Write the records below out in full, character for character, with no pictures.

(Data entries)
+ + + + + + +

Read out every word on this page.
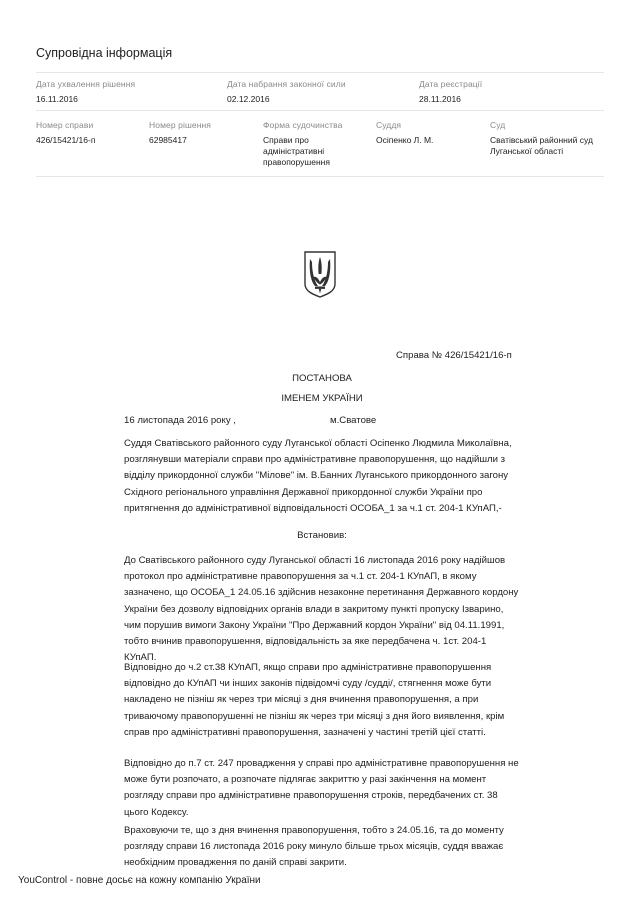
Супровідна інформація
Дата ухвалення рішення
16.11.2016
Дата набрання законної сили
02.12.2016
Дата реєстрації
28.11.2016
Номер справи
426/15421/16-п
Номер рішення
62985417
Форма судочинства
Справи про адміністративні правопорушення
Суддя
Осіпенко Л. М.
Суд
Сватівський районний суд Луганської області
Справа № 426/15421/16-п
ПОСТАНОВА
ІМЕНЕМ УКРАЇНИ
16 листопада 2016 року ,	м.Сватове
Суддя Сватівського районного суду Луганської області Осіпенко Людмила Миколаївна, розглянувши матеріали справи про адміністративне правопорушення, що надійшли з відділу прикордонної служби "Мілове" ім. В.Банних Луганського прикордонного загону Східного регіонального управління Державної прикордонної служби України про притягнення до адміністративної відповідальності ОСОБА_1 за ч.1 ст. 204-1 КУпАП,-
Встановив:
До Сватівського районного суду Луганської області 16 листопада 2016 року надійшов протокол про адміністративне правопорушення за ч.1 ст. 204-1 КУпАП, в якому зазначено, що ОСОБА_1 24.05.16 здійснив незаконне перетинання Державного кордону України без дозволу відповідних органів влади в закритому пункті пропуску Ізварино, чим порушив вимоги Закону України "Про Державний кордон України" від 04.11.1991, тобто вчинив правопорушення, відповідальність за яке передбачена ч. 1ст. 204-1 КУпАП.
Відповідно до ч.2 ст.38 КУпАП, якщо справи про адміністративне правопорушення відповідно до КУпАП чи інших законів підвідомчі суду /судді/, стягнення може бути накладено не пізніш як через три місяці з дня вчинення правопорушення, а при триваючому правопорушенні не пізніш як через три місяці з дня його виявлення, крім справ про адміністративні правопорушення, зазначені у частині третій цієї статті.
Відповідно до п.7 ст. 247 провадження у справі про адміністративне правопорушення не може бути розпочато, а розпочате підлягає закриттю у разі закінчення на момент розгляду справи про адміністративне правопорушення строків, передбачених ст. 38 цього Кодексу.
Враховуючи те, що з дня вчинення правопорушення, тобто з 24.05.16, та до моменту розгляду справи 16 листопада 2016 року минуло більше трьох місяців, суддя вважає необхідним провадження по даній справі закрити.
YouControl - повне досьє на кожну компанію України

+ + + + + + +

▶ Result of the exercise:
Read out every word on this page.
Супровідна інформація
Дата ухвалення рішення
16.11.2016
Дата набрання законної сили
02.12.2016
Дата реєстрації
28.11.2016
Номер справи
426/15421/16-п
Номер рішення
62985417
Форма судочинства
Справи про адміністративні правопорушення
Суддя
Осіпенко Л. М.
Суд
Сватівський районний суд Луганської області
Справа № 426/15421/16-п
ПОСТАНОВА
ІМЕНЕМ УКРАЇНИ
16 листопада 2016 року ,	м.Сватове
Суддя Сватівського районного суду Луганської області Осіпенко Людмила Миколаївна, розглянувши матеріали справи про адміністративне правопорушення, що надійшли з відділу прикордонної служби "Мілове" ім. В.Банних Луганського прикордонного загону Східного регіонального управління Державної прикордонної служби України про притягнення до адміністративної відповідальності ОСОБА_1 за ч.1 ст. 204-1 КУпАП,-
Встановив:
До Сватівського районного суду Луганської області 16 листопада 2016 року надійшов протокол про адміністративне правопорушення за ч.1 ст. 204-1 КУпАП, в якому зазначено, що ОСОБА_1 24.05.16 здійснив незаконне перетинання Державного кордону України без дозволу відповідних органів влади в закритому пункті пропуску Ізварино, чим порушив вимоги Закону України "Про Державний кордон України" від 04.11.1991, тобто вчинив правопорушення, відповідальність за яке передбачена ч. 1ст. 204-1 КУпАП.
Відповідно до ч.2 ст.38 КУпАП, якщо справи про адміністративне правопорушення відповідно до КУпАП чи інших законів підвідомчі суду /судді/, стягнення може бути накладено не пізніш як через три місяці з дня вчинення правопорушення, а при триваючому правопорушенні не пізніш як через три місяці з дня його виявлення, крім справ про адміністративні правопорушення, зазначені у частині третій цієї статті.
Відповідно до п.7 ст. 247 провадження у справі про адміністративне правопорушення не може бути розпочато, а розпочате підлягає закриттю у разі закінчення на момент розгляду справи про адміністративне правопорушення строків, передбачених ст. 38 цього Кодексу.
Враховуючи те, що з дня вчинення правопорушення, тобто з 24.05.16, та до моменту розгляду справи 16 листопада 2016 року минуло більше трьох місяців, суддя вважає необхідним провадження по даній справі закрити.
YouControl - повне досьє на кожну компанію України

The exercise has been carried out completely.